── Supplied records ──

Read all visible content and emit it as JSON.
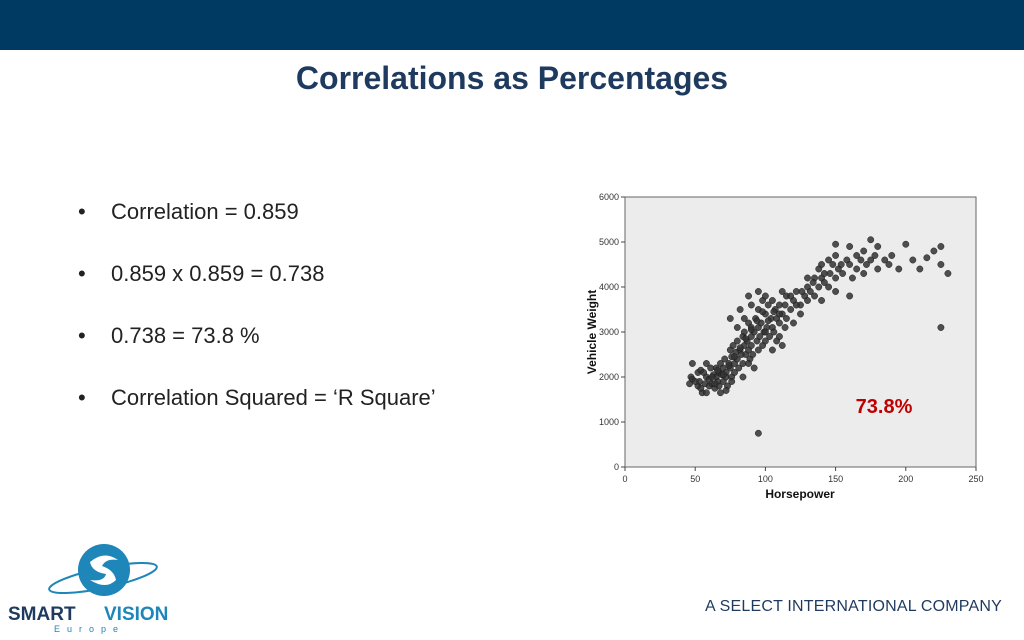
{
  "slide": {
    "title": "Correlations as Percentages",
    "bullets": [
      "Correlation  =  0.859",
      "0.859 x 0.859 = 0.738",
      "0.738 = 73.8 %",
      "Correlation Squared  = ‘R Square’"
    ],
    "footer": "A SELECT INTERNATIONAL COMPANY",
    "logo": {
      "brand_smart": "SMART",
      "brand_vision": "VISION",
      "tagline": "Europe"
    }
  },
  "colors": {
    "header_bar": "#003a63",
    "title": "#1f3a5f",
    "annotation": "#c00000",
    "plot_bg": "#ececec",
    "points": "#333333"
  },
  "chart_data": {
    "type": "scatter",
    "title": "",
    "xlabel": "Horsepower",
    "ylabel": "Vehicle Weight",
    "xlim": [
      0,
      250
    ],
    "ylim": [
      0,
      6000
    ],
    "xticks": [
      "0",
      "50",
      "100",
      "150",
      "200",
      "250"
    ],
    "yticks": [
      "0",
      "1000",
      "2000",
      "3000",
      "4000",
      "5000",
      "6000"
    ],
    "grid": false,
    "annotation": "73.8%",
    "points": [
      [
        46,
        1850
      ],
      [
        47,
        2000
      ],
      [
        48,
        1950
      ],
      [
        48,
        2300
      ],
      [
        52,
        2100
      ],
      [
        52,
        1800
      ],
      [
        53,
        1900
      ],
      [
        54,
        2150
      ],
      [
        55,
        1650
      ],
      [
        57,
        1850
      ],
      [
        58,
        2000
      ],
      [
        58,
        2300
      ],
      [
        60,
        1800
      ],
      [
        60,
        1950
      ],
      [
        61,
        2200
      ],
      [
        62,
        1850
      ],
      [
        63,
        2050
      ],
      [
        64,
        1750
      ],
      [
        65,
        2000
      ],
      [
        65,
        2200
      ],
      [
        66,
        1900
      ],
      [
        67,
        2100
      ],
      [
        67,
        1800
      ],
      [
        68,
        1650
      ],
      [
        68,
        2300
      ],
      [
        69,
        2050
      ],
      [
        70,
        2200
      ],
      [
        70,
        1900
      ],
      [
        71,
        2400
      ],
      [
        72,
        2100
      ],
      [
        72,
        2000
      ],
      [
        73,
        1800
      ],
      [
        74,
        2300
      ],
      [
        75,
        2200
      ],
      [
        75,
        2600
      ],
      [
        75,
        3300
      ],
      [
        76,
        2000
      ],
      [
        76,
        2450
      ],
      [
        77,
        2700
      ],
      [
        78,
        2100
      ],
      [
        78,
        2300
      ],
      [
        79,
        2550
      ],
      [
        80,
        2400
      ],
      [
        80,
        2800
      ],
      [
        80,
        3100
      ],
      [
        81,
        2200
      ],
      [
        82,
        2600
      ],
      [
        82,
        3500
      ],
      [
        83,
        2500
      ],
      [
        84,
        2900
      ],
      [
        84,
        2300
      ],
      [
        85,
        2700
      ],
      [
        85,
        3000
      ],
      [
        85,
        3300
      ],
      [
        86,
        2500
      ],
      [
        87,
        2800
      ],
      [
        88,
        2600
      ],
      [
        88,
        3200
      ],
      [
        88,
        3800
      ],
      [
        89,
        2400
      ],
      [
        90,
        2900
      ],
      [
        90,
        3100
      ],
      [
        90,
        2700
      ],
      [
        90,
        3600
      ],
      [
        91,
        2500
      ],
      [
        92,
        3000
      ],
      [
        92,
        2200
      ],
      [
        93,
        3300
      ],
      [
        94,
        2800
      ],
      [
        95,
        2600
      ],
      [
        95,
        3100
      ],
      [
        95,
        3500
      ],
      [
        95,
        3900
      ],
      [
        96,
        2900
      ],
      [
        97,
        3200
      ],
      [
        98,
        2700
      ],
      [
        98,
        3700
      ],
      [
        99,
        3000
      ],
      [
        100,
        3400
      ],
      [
        100,
        2800
      ],
      [
        100,
        3800
      ],
      [
        101,
        3100
      ],
      [
        102,
        3600
      ],
      [
        103,
        2900
      ],
      [
        104,
        3300
      ],
      [
        105,
        3100
      ],
      [
        105,
        3700
      ],
      [
        106,
        3000
      ],
      [
        107,
        3500
      ],
      [
        108,
        2800
      ],
      [
        108,
        3300
      ],
      [
        110,
        3200
      ],
      [
        110,
        3600
      ],
      [
        110,
        2900
      ],
      [
        112,
        3400
      ],
      [
        112,
        3900
      ],
      [
        114,
        3100
      ],
      [
        115,
        3300
      ],
      [
        115,
        3800
      ],
      [
        118,
        3500
      ],
      [
        120,
        3700
      ],
      [
        120,
        3200
      ],
      [
        122,
        3900
      ],
      [
        125,
        3400
      ],
      [
        125,
        3600
      ],
      [
        128,
        3800
      ],
      [
        130,
        3700
      ],
      [
        130,
        4000
      ],
      [
        132,
        3900
      ],
      [
        135,
        3800
      ],
      [
        135,
        4200
      ],
      [
        138,
        4000
      ],
      [
        140,
        4200
      ],
      [
        140,
        4500
      ],
      [
        142,
        4300
      ],
      [
        145,
        4600
      ],
      [
        145,
        4000
      ],
      [
        148,
        4500
      ],
      [
        150,
        4700
      ],
      [
        150,
        4200
      ],
      [
        150,
        4950
      ],
      [
        152,
        4400
      ],
      [
        155,
        4300
      ],
      [
        158,
        4600
      ],
      [
        160,
        4900
      ],
      [
        160,
        4500
      ],
      [
        165,
        4400
      ],
      [
        165,
        4700
      ],
      [
        170,
        4300
      ],
      [
        170,
        4800
      ],
      [
        175,
        5050
      ],
      [
        175,
        4600
      ],
      [
        180,
        4400
      ],
      [
        180,
        4900
      ],
      [
        185,
        4600
      ],
      [
        190,
        4700
      ],
      [
        195,
        4400
      ],
      [
        200,
        4950
      ],
      [
        205,
        4600
      ],
      [
        210,
        4400
      ],
      [
        215,
        4650
      ],
      [
        220,
        4800
      ],
      [
        225,
        4900
      ],
      [
        225,
        4500
      ],
      [
        230,
        4300
      ],
      [
        225,
        3100
      ],
      [
        95,
        750
      ],
      [
        50,
        1900
      ],
      [
        56,
        2100
      ],
      [
        62,
        2000
      ],
      [
        66,
        2150
      ],
      [
        70,
        2050
      ],
      [
        74,
        2250
      ],
      [
        78,
        2450
      ],
      [
        82,
        2650
      ],
      [
        86,
        2850
      ],
      [
        90,
        3050
      ],
      [
        94,
        3250
      ],
      [
        98,
        3450
      ],
      [
        102,
        3250
      ],
      [
        106,
        3450
      ],
      [
        110,
        3400
      ],
      [
        114,
        3600
      ],
      [
        118,
        3800
      ],
      [
        122,
        3600
      ],
      [
        126,
        3900
      ],
      [
        130,
        4200
      ],
      [
        134,
        4100
      ],
      [
        138,
        4400
      ],
      [
        142,
        4100
      ],
      [
        146,
        4300
      ],
      [
        154,
        4500
      ],
      [
        162,
        4200
      ],
      [
        168,
        4600
      ],
      [
        172,
        4500
      ],
      [
        178,
        4700
      ],
      [
        188,
        4500
      ],
      [
        150,
        3900
      ],
      [
        160,
        3800
      ],
      [
        140,
        3700
      ],
      [
        105,
        2600
      ],
      [
        112,
        2700
      ],
      [
        100,
        3000
      ],
      [
        88,
        2300
      ],
      [
        84,
        2000
      ],
      [
        76,
        1900
      ],
      [
        72,
        1700
      ],
      [
        64,
        1850
      ],
      [
        58,
        1650
      ],
      [
        54,
        1750
      ]
    ]
  }
}
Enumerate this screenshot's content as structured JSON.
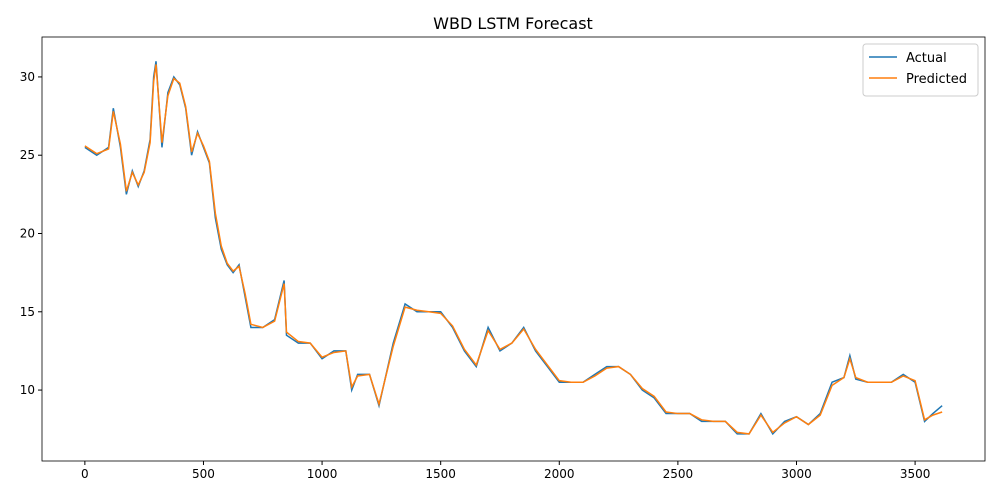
{
  "chart_data": {
    "type": "line",
    "title": "WBD LSTM Forecast",
    "x": [
      0,
      50,
      100,
      120,
      150,
      175,
      200,
      225,
      250,
      275,
      290,
      300,
      325,
      350,
      375,
      400,
      425,
      450,
      475,
      500,
      525,
      550,
      575,
      600,
      625,
      650,
      675,
      700,
      750,
      800,
      840,
      850,
      900,
      950,
      1000,
      1050,
      1100,
      1125,
      1150,
      1200,
      1240,
      1300,
      1350,
      1400,
      1450,
      1500,
      1550,
      1600,
      1650,
      1700,
      1750,
      1800,
      1850,
      1900,
      1950,
      2000,
      2050,
      2100,
      2150,
      2200,
      2250,
      2300,
      2350,
      2400,
      2450,
      2500,
      2550,
      2600,
      2650,
      2700,
      2750,
      2800,
      2850,
      2900,
      2950,
      3000,
      3050,
      3100,
      3150,
      3200,
      3225,
      3250,
      3300,
      3350,
      3400,
      3450,
      3500,
      3540,
      3575,
      3614
    ],
    "series": [
      {
        "name": "Actual",
        "color": "#1f77b4",
        "values": [
          25.5,
          25,
          25.5,
          28,
          25.5,
          22.5,
          24,
          23,
          24,
          26,
          30,
          31,
          25.5,
          29,
          30,
          29.5,
          28,
          25,
          26.5,
          25.5,
          24.5,
          21,
          19,
          18,
          17.5,
          18,
          16,
          14,
          14,
          14.5,
          17,
          13.5,
          13,
          13,
          12,
          12.5,
          12.5,
          10,
          11,
          11,
          9,
          13,
          15.5,
          15,
          15,
          15,
          14,
          12.5,
          11.5,
          14,
          12.5,
          13,
          14,
          12.5,
          11.5,
          10.5,
          10.5,
          10.5,
          11,
          11.5,
          11.5,
          11,
          10,
          9.5,
          8.5,
          8.5,
          8.5,
          8,
          8,
          8,
          7.2,
          7.2,
          8.5,
          7.2,
          8,
          8.3,
          7.8,
          8.5,
          10.5,
          10.8,
          12.2,
          10.7,
          10.5,
          10.5,
          10.5,
          11,
          10.5,
          8,
          8.5,
          9
        ]
      },
      {
        "name": "Predicted",
        "color": "#ff7f0e",
        "values": [
          25.6,
          25.1,
          25.4,
          27.8,
          25.7,
          22.7,
          23.9,
          23.1,
          23.9,
          25.8,
          29.7,
          30.8,
          25.8,
          28.8,
          29.9,
          29.6,
          28.1,
          25.2,
          26.4,
          25.6,
          24.6,
          21.3,
          19.2,
          18.1,
          17.6,
          17.9,
          16.2,
          14.2,
          14,
          14.4,
          16.8,
          13.7,
          13.1,
          13,
          12.1,
          12.4,
          12.5,
          10.2,
          10.9,
          11,
          9.1,
          12.8,
          15.3,
          15.1,
          15,
          14.9,
          14.1,
          12.6,
          11.6,
          13.8,
          12.6,
          13,
          13.9,
          12.6,
          11.6,
          10.6,
          10.5,
          10.5,
          10.9,
          11.4,
          11.5,
          11,
          10.1,
          9.6,
          8.6,
          8.5,
          8.5,
          8.1,
          8,
          8,
          7.3,
          7.2,
          8.4,
          7.3,
          7.9,
          8.3,
          7.8,
          8.4,
          10.3,
          10.8,
          12,
          10.8,
          10.5,
          10.5,
          10.5,
          10.9,
          10.6,
          8.1,
          8.4,
          8.6
        ]
      }
    ],
    "xlim": [
      -180.7,
      3794.7
    ],
    "ylim": [
      5.47,
      32.55
    ],
    "xticks": [
      0,
      500,
      1000,
      1500,
      2000,
      2500,
      3000,
      3500
    ],
    "yticks": [
      10,
      15,
      20,
      25,
      30
    ],
    "legend": "upper right"
  }
}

───

Exercise aim
From the data, collect all lines where the string "content" appears.

The solution
Read all visible content and emit it as JSON.
Enumerate this screenshot's content as structured JSON.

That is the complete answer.